## SHORT TASK
Transcribe the records below exactly, leaving out any pictures.

## MATERIAL FOR THIS EXERCISE
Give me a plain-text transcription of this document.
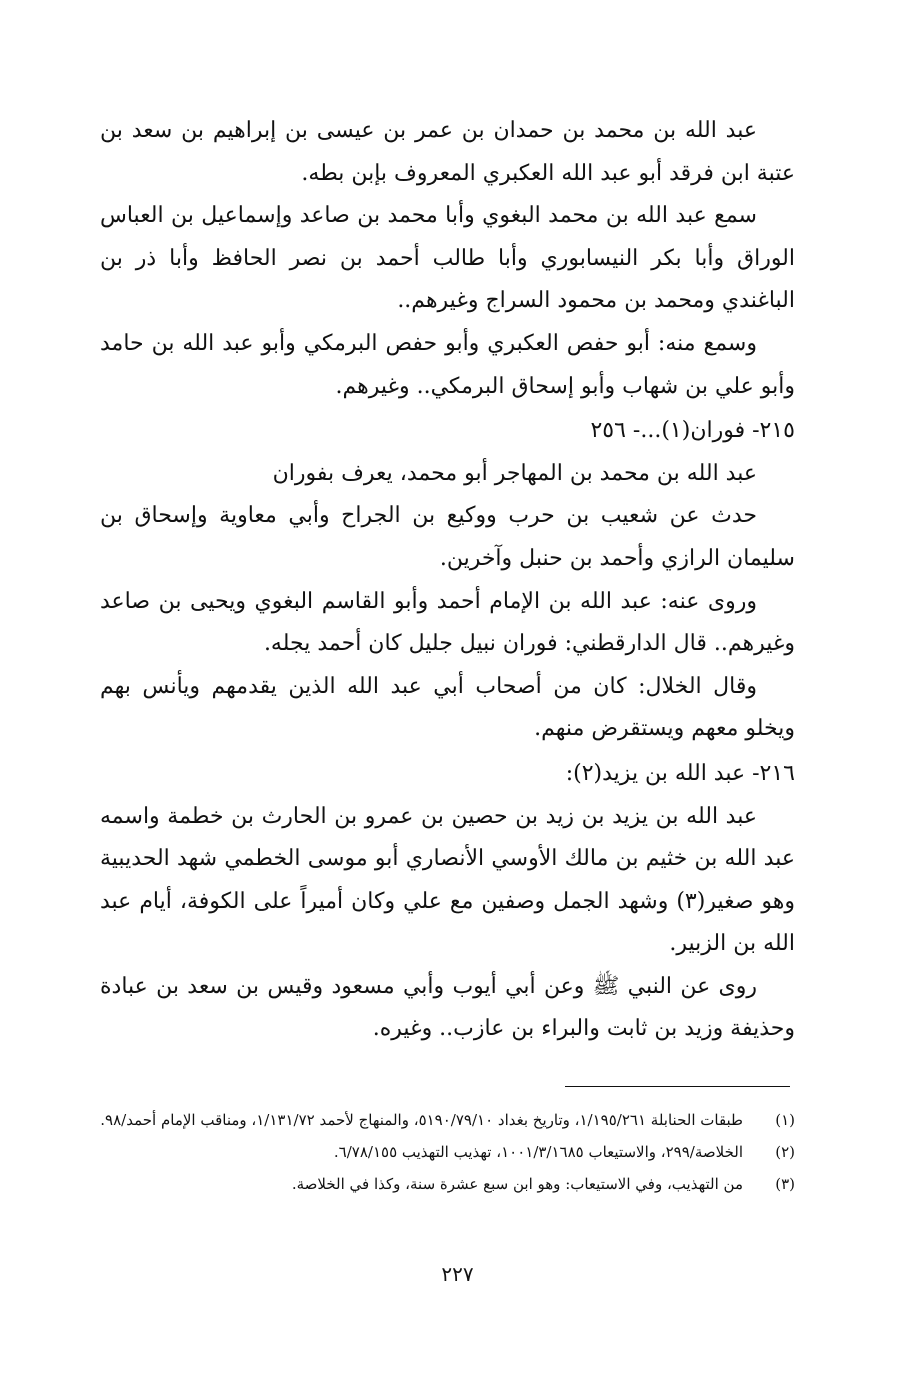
عبد الله بن محمد بن حمدان بن عمر بن عيسى بن إبراهيم بن سعد بن عتبة ابن فرقد أبو عبد الله العكبري المعروف بإبن بطه.

سمع عبد الله بن محمد البغوي وأبا محمد بن صاعد وإسماعيل بن العباس الوراق وأبا بكر النيسابوري وأبا طالب أحمد بن نصر الحافظ وأبا ذر بن الباغندي ومحمد بن محمود السراج وغيرهم..

وسمع منه: أبو حفص العكبري وأبو حفص البرمكي وأبو عبد الله بن حامد وأبو علي بن شهاب وأبو إسحاق البرمكي.. وغيرهم.

٢١٥- فوران(١)...- ٢٥٦

عبد الله بن محمد بن المهاجر أبو محمد، يعرف بفوران

حدث عن شعيب بن حرب ووكيع بن الجراح وأبي معاوية وإسحاق بن سليمان الرازي وأحمد بن حنبل وآخرين.

وروى عنه: عبد الله بن الإمام أحمد وأبو القاسم البغوي ويحيى بن صاعد وغيرهم.. قال الدارقطني: فوران نبيل جليل كان أحمد يجله.

وقال الخلال: كان من أصحاب أبي عبد الله الذين يقدمهم ويأنس بهم ويخلو معهم ويستقرض منهم.

٢١٦- عبد الله بن يزيد(٢):

عبد الله بن يزيد بن زيد بن حصين بن عمرو بن الحارث بن خطمة واسمه عبد الله بن خثيم بن مالك الأوسي الأنصاري أبو موسى الخطمي شهد الحديبية وهو صغير(٣) وشهد الجمل وصفين مع علي وكان أميراً على الكوفة، أيام عبد الله بن الزبير.

روى عن النبي ﷺ وعن أبي أيوب وأبي مسعود وقيس بن سعد بن عبادة وحذيفة وزيد بن ثابت والبراء بن عازب.. وغيره.

(١)
طبقات الحنابلة ١/١٩٥/٢٦١، وتاريخ بغداد ٥١٩٠/٧٩/١٠، والمنهاج لأحمد ١/١٣١/٧٢، ومناقب الإمام أحمد/٩٨.
(٢)
الخلاصة/٢٩٩، والاستيعاب ١٠٠١/٣/١٦٨٥، تهذيب التهذيب ٦/٧٨/١٥٥.
(٣)
من التهذيب، وفي الاستيعاب: وهو ابن سبع عشرة سنة، وكذا في الخلاصة.
٢٢٧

## COMPLETE OUTPUT
Give me a plain-text transcription of this document.
عبد الله بن محمد بن حمدان بن عمر بن عيسى بن إبراهيم بن سعد بن عتبة ابن فرقد أبو عبد الله العكبري المعروف بإبن بطه.

سمع عبد الله بن محمد البغوي وأبا محمد بن صاعد وإسماعيل بن العباس الوراق وأبا بكر النيسابوري وأبا طالب أحمد بن نصر الحافظ وأبا ذر بن الباغندي ومحمد بن محمود السراج وغيرهم..

وسمع منه: أبو حفص العكبري وأبو حفص البرمكي وأبو عبد الله بن حامد وأبو علي بن شهاب وأبو إسحاق البرمكي.. وغيرهم.

٢١٥- فوران(١)...- ٢٥٦

عبد الله بن محمد بن المهاجر أبو محمد، يعرف بفوران

حدث عن شعيب بن حرب ووكيع بن الجراح وأبي معاوية وإسحاق بن سليمان الرازي وأحمد بن حنبل وآخرين.

وروى عنه: عبد الله بن الإمام أحمد وأبو القاسم البغوي ويحيى بن صاعد وغيرهم.. قال الدارقطني: فوران نبيل جليل كان أحمد يجله.

وقال الخلال: كان من أصحاب أبي عبد الله الذين يقدمهم ويأنس بهم ويخلو معهم ويستقرض منهم.

٢١٦- عبد الله بن يزيد(٢):

عبد الله بن يزيد بن زيد بن حصين بن عمرو بن الحارث بن خطمة واسمه عبد الله بن خثيم بن مالك الأوسي الأنصاري أبو موسى الخطمي شهد الحديبية وهو صغير(٣) وشهد الجمل وصفين مع علي وكان أميراً على الكوفة، أيام عبد الله بن الزبير.

روى عن النبي ﷺ وعن أبي أيوب وأبي مسعود وقيس بن سعد بن عبادة وحذيفة وزيد بن ثابت والبراء بن عازب.. وغيره.

(١)
طبقات الحنابلة ١/١٩٥/٢٦١، وتاريخ بغداد ٥١٩٠/٧٩/١٠، والمنهاج لأحمد ١/١٣١/٧٢، ومناقب الإمام أحمد/٩٨.
(٢)
الخلاصة/٢٩٩، والاستيعاب ١٠٠١/٣/١٦٨٥، تهذيب التهذيب ٦/٧٨/١٥٥.
(٣)
من التهذيب، وفي الاستيعاب: وهو ابن سبع عشرة سنة، وكذا في الخلاصة.
٢٢٧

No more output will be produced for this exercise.